Material provided:
——

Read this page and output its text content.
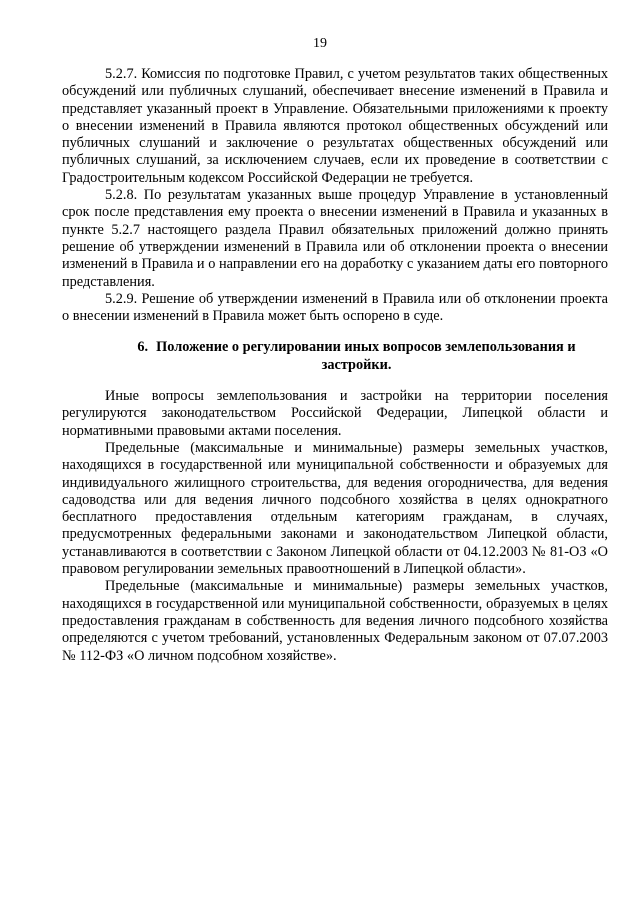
19

5.2.7. Комиссия по подготовке Правил, с учетом результатов таких общественных обсуждений или публичных слушаний, обеспечивает внесение изменений в Правила и представляет указанный проект в Управление. Обязательными приложениями к проекту о внесении изменений в Правила являются протокол общественных обсуждений или публичных слушаний и заключение о результатах общественных обсуждений или публичных слушаний, за исключением случаев, если их проведение в соответствии с Градостроительным кодексом Российской Федерации не требуется.

5.2.8. По результатам указанных выше процедур Управление в установленный срок после представления ему проекта о внесении изменений в Правила и указанных в пункте 5.2.7 настоящего раздела Правил обязательных приложений должно принять решение об утверждении изменений в Правила или об отклонении проекта о внесении изменений в Правила и о направлении его на доработку с указанием даты его повторного представления.

5.2.9. Решение об утверждении изменений в Правила или об отклонении проекта о внесении изменений в Правила может быть оспорено в суде.

6. Положение о регулировании иных вопросов землепользования и застройки.

Иные вопросы землепользования и застройки на территории поселения регулируются законодательством Российской Федерации, Липецкой области и нормативными правовыми актами поселения.

Предельные (максимальные и минимальные) размеры земельных участков, находящихся в государственной или муниципальной собственности и образуемых для индивидуального жилищного строительства, для ведения огородничества, для ведения садоводства или для ведения личного подсобного хозяйства в целях однократного бесплатного предоставления отдельным категориям гражданам, в случаях, предусмотренных федеральными законами и законодательством Липецкой области, устанавливаются в соответствии с Законом Липецкой области от 04.12.2003 № 81-ОЗ «О правовом регулировании земельных правоотношений в Липецкой области».

Предельные (максимальные и минимальные) размеры земельных участков, находящихся в государственной или муниципальной собственности, образуемых в целях предоставления гражданам в собственность для ведения личного подсобного хозяйства определяются с учетом требований, установленных Федеральным законом от 07.07.2003 № 112-ФЗ «О личном подсобном хозяйстве».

——

What this task involves:
Look over the records above and copy each line that includes the string "землепользования".

Solution for this task:
6. Положение о регулировании иных вопросов землепользования и застройки.
Иные вопросы землепользования и застройки на территории поселения регулируются законодательством Российской Федерации, Липецкой области и нормативными правовыми актами поселения.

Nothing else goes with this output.